(Stored records)
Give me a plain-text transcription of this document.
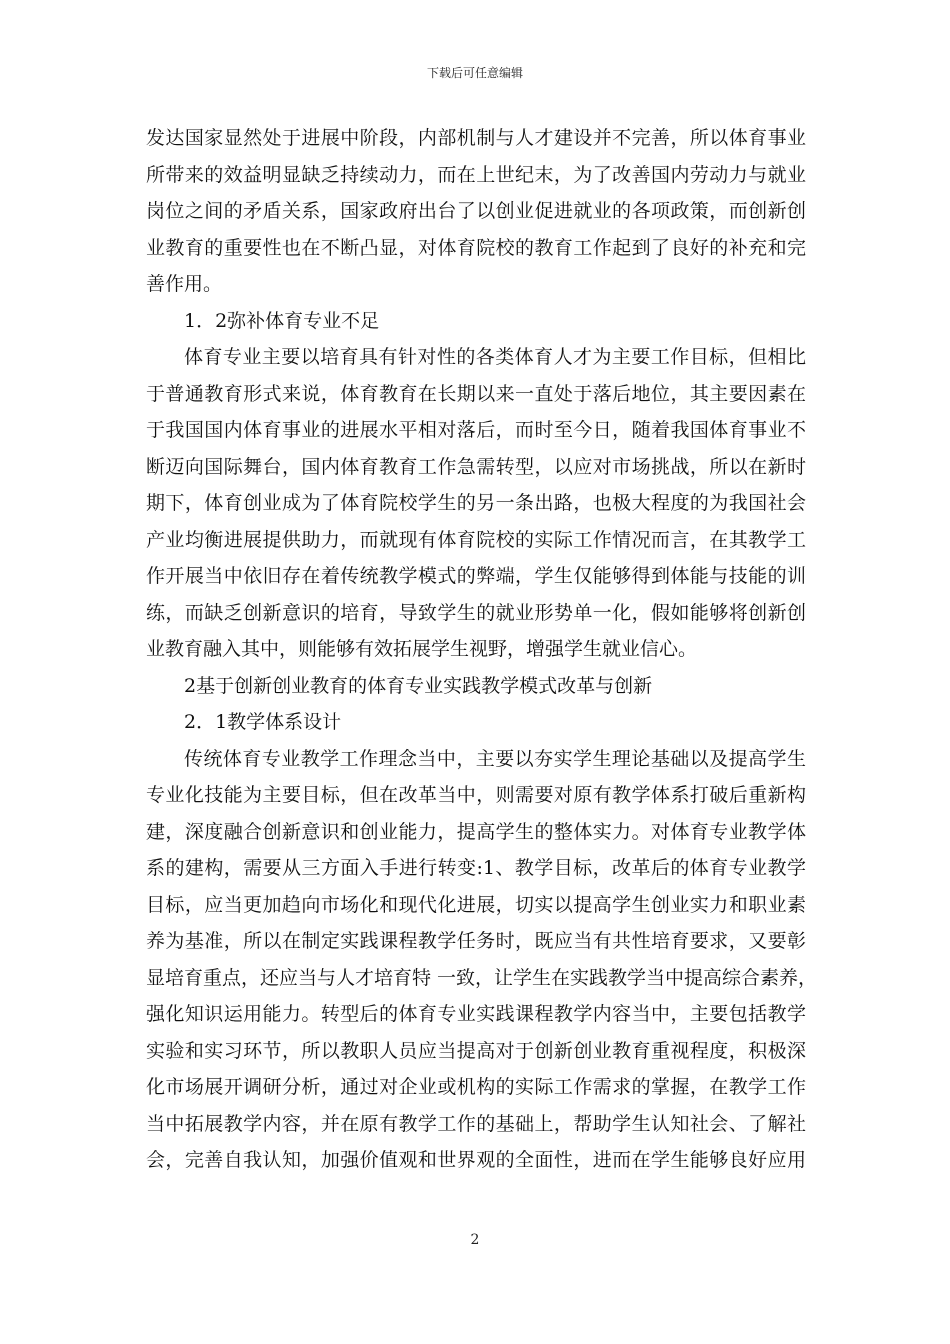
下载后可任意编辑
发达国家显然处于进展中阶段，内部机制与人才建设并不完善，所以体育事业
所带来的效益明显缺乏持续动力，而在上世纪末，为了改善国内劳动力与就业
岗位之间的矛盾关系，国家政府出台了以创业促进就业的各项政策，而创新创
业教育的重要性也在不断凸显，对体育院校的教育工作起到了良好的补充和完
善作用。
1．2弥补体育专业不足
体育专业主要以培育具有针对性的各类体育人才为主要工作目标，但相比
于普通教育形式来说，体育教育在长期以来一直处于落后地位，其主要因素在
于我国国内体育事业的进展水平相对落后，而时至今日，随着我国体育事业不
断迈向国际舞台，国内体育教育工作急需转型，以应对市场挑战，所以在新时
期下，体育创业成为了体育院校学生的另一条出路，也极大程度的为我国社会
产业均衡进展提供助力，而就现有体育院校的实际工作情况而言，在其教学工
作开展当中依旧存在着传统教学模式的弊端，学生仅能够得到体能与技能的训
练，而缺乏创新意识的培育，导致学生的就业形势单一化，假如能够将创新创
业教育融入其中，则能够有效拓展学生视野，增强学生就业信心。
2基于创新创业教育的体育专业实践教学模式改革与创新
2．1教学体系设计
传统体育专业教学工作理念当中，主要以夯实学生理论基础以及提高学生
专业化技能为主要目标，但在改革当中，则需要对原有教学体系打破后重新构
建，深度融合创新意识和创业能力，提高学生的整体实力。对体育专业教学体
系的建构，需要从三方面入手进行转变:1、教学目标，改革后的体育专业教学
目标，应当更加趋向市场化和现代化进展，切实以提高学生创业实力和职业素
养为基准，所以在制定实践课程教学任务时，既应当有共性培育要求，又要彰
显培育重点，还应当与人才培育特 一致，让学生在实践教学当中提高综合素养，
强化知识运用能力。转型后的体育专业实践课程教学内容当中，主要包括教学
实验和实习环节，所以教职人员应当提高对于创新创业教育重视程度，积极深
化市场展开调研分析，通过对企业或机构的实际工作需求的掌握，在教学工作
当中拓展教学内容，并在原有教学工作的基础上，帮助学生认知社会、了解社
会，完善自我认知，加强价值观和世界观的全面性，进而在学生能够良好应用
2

==

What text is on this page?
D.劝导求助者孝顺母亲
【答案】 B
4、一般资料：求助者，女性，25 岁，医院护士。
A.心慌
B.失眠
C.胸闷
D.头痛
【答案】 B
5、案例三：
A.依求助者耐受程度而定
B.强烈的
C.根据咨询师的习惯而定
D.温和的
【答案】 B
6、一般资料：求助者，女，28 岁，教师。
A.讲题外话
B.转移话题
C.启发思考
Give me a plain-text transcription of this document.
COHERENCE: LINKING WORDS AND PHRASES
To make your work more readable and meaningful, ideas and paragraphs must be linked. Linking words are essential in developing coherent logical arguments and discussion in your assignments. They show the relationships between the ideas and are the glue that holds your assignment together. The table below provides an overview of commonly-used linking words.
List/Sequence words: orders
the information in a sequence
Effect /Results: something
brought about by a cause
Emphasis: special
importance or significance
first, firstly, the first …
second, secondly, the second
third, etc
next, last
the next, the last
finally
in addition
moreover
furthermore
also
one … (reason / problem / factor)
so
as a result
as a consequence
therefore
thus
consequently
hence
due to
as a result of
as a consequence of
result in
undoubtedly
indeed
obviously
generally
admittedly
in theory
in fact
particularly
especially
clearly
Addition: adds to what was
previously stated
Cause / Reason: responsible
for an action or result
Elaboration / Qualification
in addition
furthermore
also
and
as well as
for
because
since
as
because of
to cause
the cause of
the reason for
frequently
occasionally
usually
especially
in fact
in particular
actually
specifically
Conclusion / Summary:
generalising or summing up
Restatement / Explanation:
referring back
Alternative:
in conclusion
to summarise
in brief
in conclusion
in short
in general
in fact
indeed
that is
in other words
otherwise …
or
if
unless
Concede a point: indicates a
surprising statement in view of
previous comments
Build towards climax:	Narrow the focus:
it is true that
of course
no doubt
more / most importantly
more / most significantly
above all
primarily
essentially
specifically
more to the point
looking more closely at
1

* _What is being asked_:
Check each line of the material above for "consequence" and say how many lines contain it, giving the number alone.

* _Result for this task_:
2